> Texto de lectura:

▼▼▼

No es cierto que caminemos hacia un mundo igualitario. Al menos, por la semejanza de oportunidades vitales que proporciona el hecho aleatorio de haber nacido en uno u otro país. Antes bien, tal circunstancia condiciona mucho los avatares del vecindario situado en un particular territorio. Se comprende el vaivén continuo de turistas, emigrantes, refugiados, desplazados y exiliados de los más variados orígenes.
Nos aproximamos a un momento decisivo en el que la mayor parte del censo europeo acredite su genealogía en otros continentes. Se trata de un pasmoso fenómeno colectivo. Es claro que el origen geográfico condiciona otros muchos aspectos del vivir cotidiano: religión, costumbres, familia, etc. Lo extraño es que haya tantas personas descontentas con su suerte, el lugar que les corresponde en el concierto de la sociedad.
No se sabe qué es peor. Elijan: unas sociedades ricas de Occidente, podridas por el consumo de la droga, o algunos países pobres, fundamentalmente hispánicos, envilecidos por la exportación de esas mismas sustancias. Se trata de un producto que se distribuye con inmensas desigualdades, con escandalosos márgenes comerciales y con violencia. Es el fundamento de los llamados «paraísos fiscales» (valga la contradicción), acaso la última forma de colonialismo.

▲▲▲

> Datos proporcionados:
▼▼▼

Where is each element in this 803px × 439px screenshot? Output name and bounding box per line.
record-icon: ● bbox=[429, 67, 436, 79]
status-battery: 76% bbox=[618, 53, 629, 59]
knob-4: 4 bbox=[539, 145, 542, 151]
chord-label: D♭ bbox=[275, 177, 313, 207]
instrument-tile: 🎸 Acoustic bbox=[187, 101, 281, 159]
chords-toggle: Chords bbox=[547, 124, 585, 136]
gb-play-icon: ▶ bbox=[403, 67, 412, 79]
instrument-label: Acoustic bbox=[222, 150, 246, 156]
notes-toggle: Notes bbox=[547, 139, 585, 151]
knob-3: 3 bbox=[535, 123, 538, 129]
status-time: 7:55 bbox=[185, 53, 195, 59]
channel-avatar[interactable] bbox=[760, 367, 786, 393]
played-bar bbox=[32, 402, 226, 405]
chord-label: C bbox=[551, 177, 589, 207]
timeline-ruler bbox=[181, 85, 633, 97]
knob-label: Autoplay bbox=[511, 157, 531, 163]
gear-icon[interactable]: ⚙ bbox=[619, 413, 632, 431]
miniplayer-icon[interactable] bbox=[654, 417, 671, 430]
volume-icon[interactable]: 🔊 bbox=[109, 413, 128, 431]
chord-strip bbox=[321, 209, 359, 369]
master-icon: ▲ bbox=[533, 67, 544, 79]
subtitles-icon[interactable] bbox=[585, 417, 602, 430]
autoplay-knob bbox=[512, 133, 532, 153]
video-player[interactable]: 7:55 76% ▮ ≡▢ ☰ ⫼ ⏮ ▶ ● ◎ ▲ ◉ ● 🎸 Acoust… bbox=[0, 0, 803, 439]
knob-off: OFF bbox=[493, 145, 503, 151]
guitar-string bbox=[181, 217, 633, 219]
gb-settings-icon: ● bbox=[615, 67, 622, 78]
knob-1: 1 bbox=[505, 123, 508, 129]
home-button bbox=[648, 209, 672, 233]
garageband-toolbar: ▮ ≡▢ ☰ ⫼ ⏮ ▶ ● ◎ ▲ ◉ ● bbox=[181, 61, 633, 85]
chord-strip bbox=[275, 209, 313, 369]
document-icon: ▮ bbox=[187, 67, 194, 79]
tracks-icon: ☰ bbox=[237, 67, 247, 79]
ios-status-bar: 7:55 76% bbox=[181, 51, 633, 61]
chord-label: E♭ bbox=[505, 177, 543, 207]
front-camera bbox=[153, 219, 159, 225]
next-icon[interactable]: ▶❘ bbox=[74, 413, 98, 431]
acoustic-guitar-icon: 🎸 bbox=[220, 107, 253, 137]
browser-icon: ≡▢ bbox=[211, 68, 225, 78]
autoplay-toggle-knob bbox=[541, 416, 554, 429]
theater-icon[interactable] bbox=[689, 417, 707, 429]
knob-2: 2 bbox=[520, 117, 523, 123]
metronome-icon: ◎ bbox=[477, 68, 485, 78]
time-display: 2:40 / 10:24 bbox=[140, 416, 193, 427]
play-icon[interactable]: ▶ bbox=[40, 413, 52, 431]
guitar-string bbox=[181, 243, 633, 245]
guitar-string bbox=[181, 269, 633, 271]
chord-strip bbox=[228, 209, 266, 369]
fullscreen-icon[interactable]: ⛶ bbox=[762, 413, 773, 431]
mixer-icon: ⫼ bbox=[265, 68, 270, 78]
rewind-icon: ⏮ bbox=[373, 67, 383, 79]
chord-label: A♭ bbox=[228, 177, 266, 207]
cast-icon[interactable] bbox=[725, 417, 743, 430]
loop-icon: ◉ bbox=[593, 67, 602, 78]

▲▲▲

> Qué hacer:
Escribe la continuación del texto sobre la desigualdad entre países a partir de su última frase. Las líneas no intervienen en absoluto aquí.

> Tu respuesta:
En una sociedad tradicional funciona un acuerdo tácito por el que cada individuo ocupaba una posición inalterable, empezando por la nacionalidad o el sexo. Todo eso ha empezado a saltar por los aires. Muchos son los que no están contentos con su destino y anhelan otra nación y otro sexo, entre otras identidades. El resultado es un ambiente inestable, inseguro, provisional. No sorprenderá que la política dé tantos tumbos.
Costó miles de años añadir la cultura escrita a la tradición oral. En tal movimiento fue decisivo el Imperio romano, la civilización que más documentos escritos dejó sobre sí misma. Ahora, de golpe, empezamos a desandar lo andado. La generación adolescente ni siquiera envía mensajes sincopados. Los sustituyen por videos (se aconseja que sea voz grave) que se borran de forma automática en pocos minutos. Hay que estar atentos a los incesantes destellos del móvil. Es una nueva forma de esclavitud o de dependencia.
Se me objetará que los cambios reseñados son episódicos, circunstanciales. No es esa mi impresión. Un mundo en el que la identificación nacional o la del sexo clasificatorio se vean cambiantes no es capaz de producir mucha tranquilidad. Si acaso, puede ser un consuelo que las alteraciones dichas se produzcan a escala internacional (o «global», como se dice ahora). Realmente, representan una complicación más, pues no existe más mundo que este. Precisamente, ahí se origina el agobio general. De nada vale el intento de evadirse como emigrantes, refugiados, exiliados o desplazados. Es una tentación que se produce en los países pobres y también en algunos prósperos. Como ese cambio de identidad sigue siendo dificultoso, se comprenderá el subterfugio de hacernos turistas, a poder ser, de aeropuertos. Es como una ilusión vicaria de alterar la nacionalidad, aunque sea de modo efímero y circunstancial. Constituye un misterio determinar el contento por residir en otro país que no sea el de nación, aunque sea por un tiempo tasado.